**STORED DATA**

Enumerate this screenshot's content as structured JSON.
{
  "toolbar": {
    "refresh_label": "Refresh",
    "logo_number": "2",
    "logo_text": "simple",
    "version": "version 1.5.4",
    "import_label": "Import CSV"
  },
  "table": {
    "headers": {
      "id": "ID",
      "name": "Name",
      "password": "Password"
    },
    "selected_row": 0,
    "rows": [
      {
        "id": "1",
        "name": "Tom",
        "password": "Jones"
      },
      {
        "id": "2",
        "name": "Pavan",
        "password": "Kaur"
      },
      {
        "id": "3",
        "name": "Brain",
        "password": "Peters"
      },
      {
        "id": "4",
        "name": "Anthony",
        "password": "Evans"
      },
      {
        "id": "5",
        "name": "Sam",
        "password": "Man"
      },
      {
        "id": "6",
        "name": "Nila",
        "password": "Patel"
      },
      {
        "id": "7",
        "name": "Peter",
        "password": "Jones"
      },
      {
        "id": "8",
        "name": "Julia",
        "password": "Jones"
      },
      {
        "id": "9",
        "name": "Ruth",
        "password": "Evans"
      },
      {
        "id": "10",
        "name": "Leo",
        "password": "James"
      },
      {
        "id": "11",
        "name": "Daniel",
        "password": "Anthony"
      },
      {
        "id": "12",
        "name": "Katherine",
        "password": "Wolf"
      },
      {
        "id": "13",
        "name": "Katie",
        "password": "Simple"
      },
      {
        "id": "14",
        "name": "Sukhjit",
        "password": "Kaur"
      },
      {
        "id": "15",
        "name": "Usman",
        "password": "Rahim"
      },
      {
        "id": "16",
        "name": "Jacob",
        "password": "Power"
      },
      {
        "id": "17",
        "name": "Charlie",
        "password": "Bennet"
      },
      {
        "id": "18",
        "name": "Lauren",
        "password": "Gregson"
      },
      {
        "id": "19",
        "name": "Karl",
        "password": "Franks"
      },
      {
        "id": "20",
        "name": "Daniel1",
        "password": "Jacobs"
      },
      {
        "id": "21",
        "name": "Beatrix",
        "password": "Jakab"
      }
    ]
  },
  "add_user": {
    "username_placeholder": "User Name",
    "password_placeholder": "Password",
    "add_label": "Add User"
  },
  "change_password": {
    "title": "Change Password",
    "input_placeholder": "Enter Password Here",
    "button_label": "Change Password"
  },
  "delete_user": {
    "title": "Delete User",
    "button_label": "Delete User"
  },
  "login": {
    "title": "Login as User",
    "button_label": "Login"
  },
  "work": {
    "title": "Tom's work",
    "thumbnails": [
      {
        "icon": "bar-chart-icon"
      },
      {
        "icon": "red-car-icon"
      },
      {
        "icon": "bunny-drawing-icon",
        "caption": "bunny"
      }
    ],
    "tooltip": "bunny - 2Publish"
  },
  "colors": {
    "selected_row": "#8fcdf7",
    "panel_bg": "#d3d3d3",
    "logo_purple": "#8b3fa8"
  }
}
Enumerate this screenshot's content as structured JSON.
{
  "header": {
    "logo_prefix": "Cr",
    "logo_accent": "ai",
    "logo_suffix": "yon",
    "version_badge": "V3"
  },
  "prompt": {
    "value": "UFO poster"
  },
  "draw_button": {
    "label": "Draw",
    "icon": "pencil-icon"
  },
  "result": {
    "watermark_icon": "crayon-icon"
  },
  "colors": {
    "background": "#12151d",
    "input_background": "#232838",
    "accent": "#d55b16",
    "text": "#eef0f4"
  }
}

**PROBLEM REQUIREMENTS**
Transcribe each entry exactly.

**ANSWER TO THE PROBLEM**
Enumerate this screenshot's content as structured JSON.
{
  "toolbar": {
    "refresh_label": "Refresh",
    "logo_number": "2",
    "logo_text": "simple",
    "version": "version 1.5.4",
    "import_label": "Import CSV"
  },
  "table": {
    "headers": {
      "id": "ID",
      "name": "Name",
      "password": "Password"
    },
    "selected_row": 0,
    "rows": [
      {
        "id": "1",
        "name": "Tom",
        "password": "Jones"
      },
      {
        "id": "2",
        "name": "Pavan",
        "password": "Kaur"
      },
      {
        "id": "3",
        "name": "Brain",
        "password": "Peters"
      },
      {
        "id": "4",
        "name": "Anthony",
        "password": "Evans"
      },
      {
        "id": "5",
        "name": "Sam",
        "password": "Man"
      },
      {
        "id": "6",
        "name": "Nila",
        "password": "Patel"
      },
      {
        "id": "7",
        "name": "Peter",
        "password": "Jones"
      },
      {
        "id": "8",
        "name": "Julia",
        "password": "Jones"
      },
      {
        "id": "9",
        "name": "Ruth",
        "password": "Evans"
      },
      {
        "id": "10",
        "name": "Leo",
        "password": "James"
      },
      {
        "id": "11",
        "name": "Daniel",
        "password": "Anthony"
      },
      {
        "id": "12",
        "name": "Katherine",
        "password": "Wolf"
      },
      {
        "id": "13",
        "name": "Katie",
        "password": "Simple"
      },
      {
        "id": "14",
        "name": "Sukhjit",
        "password": "Kaur"
      },
      {
        "id": "15",
        "name": "Usman",
        "password": "Rahim"
      },
      {
        "id": "16",
        "name": "Jacob",
        "password": "Power"
      },
      {
        "id": "17",
        "name": "Charlie",
        "password": "Bennet"
      },
      {
        "id": "18",
        "name": "Lauren",
        "password": "Gregson"
      },
      {
        "id": "19",
        "name": "Karl",
        "password": "Franks"
      },
      {
        "id": "20",
        "name": "Daniel1",
        "password": "Jacobs"
      },
      {
        "id": "21",
        "name": "Beatrix",
        "password": "Jakab"
      }
    ]
  },
  "add_user": {
    "username_placeholder": "User Name",
    "password_placeholder": "Password",
    "add_label": "Add User"
  },
  "change_password": {
    "title": "Change Password",
    "input_placeholder": "Enter Password Here",
    "button_label": "Change Password"
  },
  "delete_user": {
    "title": "Delete User",
    "button_label": "Delete User"
  },
  "login": {
    "title": "Login as User",
    "button_label": "Login"
  },
  "work": {
    "title": "Tom's work",
    "thumbnails": [
      {
        "icon": "bar-chart-icon"
      },
      {
        "icon": "red-car-icon"
      },
      {
        "icon": "bunny-drawing-icon",
        "caption": "bunny"
      }
    ],
    "tooltip": "bunny - 2Publish"
  },
  "colors": {
    "selected_row": "#8fcdf7",
    "panel_bg": "#d3d3d3",
    "logo_purple": "#8b3fa8"
  }
}
Enumerate this screenshot's content as structured JSON.
{
  "header": {
    "logo_prefix": "Cr",
    "logo_accent": "ai",
    "logo_suffix": "yon",
    "version_badge": "V3"
  },
  "prompt": {
    "value": "UFO poster"
  },
  "draw_button": {
    "label": "Draw",
    "icon": "pencil-icon"
  },
  "result": {
    "watermark_icon": "crayon-icon"
  },
  "colors": {
    "background": "#12151d",
    "input_background": "#232838",
    "accent": "#d55b16",
    "text": "#eef0f4"
  }
}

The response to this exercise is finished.